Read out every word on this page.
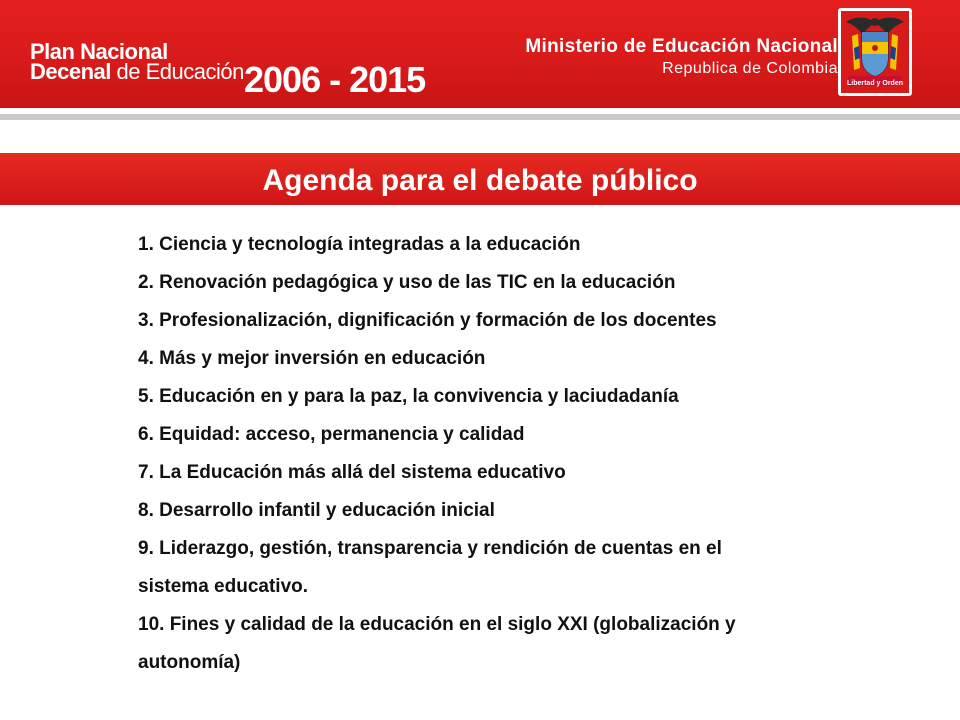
Plan Nacional
Decenal de Educación 2006 - 2015
Ministerio de Educación Nacional
Republica de Colombia
Libertad y Orden
Agenda para el debate público
1. Ciencia y tecnología integradas a la educación
2. Renovación pedagógica y uso de las TIC en la educación
3. Profesionalización, dignificación y formación de los docentes
4. Más y mejor inversión en educación
5. Educación en y para la paz, la convivencia y laciudadanía
6. Equidad: acceso, permanencia y calidad
7. La Educación más allá del sistema educativo
8. Desarrollo infantil y educación inicial
9. Liderazgo, gestión, transparencia y rendición de cuentas en el
sistema educativo.
10. Fines y calidad de la educación en el siglo XXI (globalización y
autonomía)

• [PROBLEM DETAILS] Provide the number of lines in the data above that contain the string "calidad", and nothing else.

• [RESPONSE] 2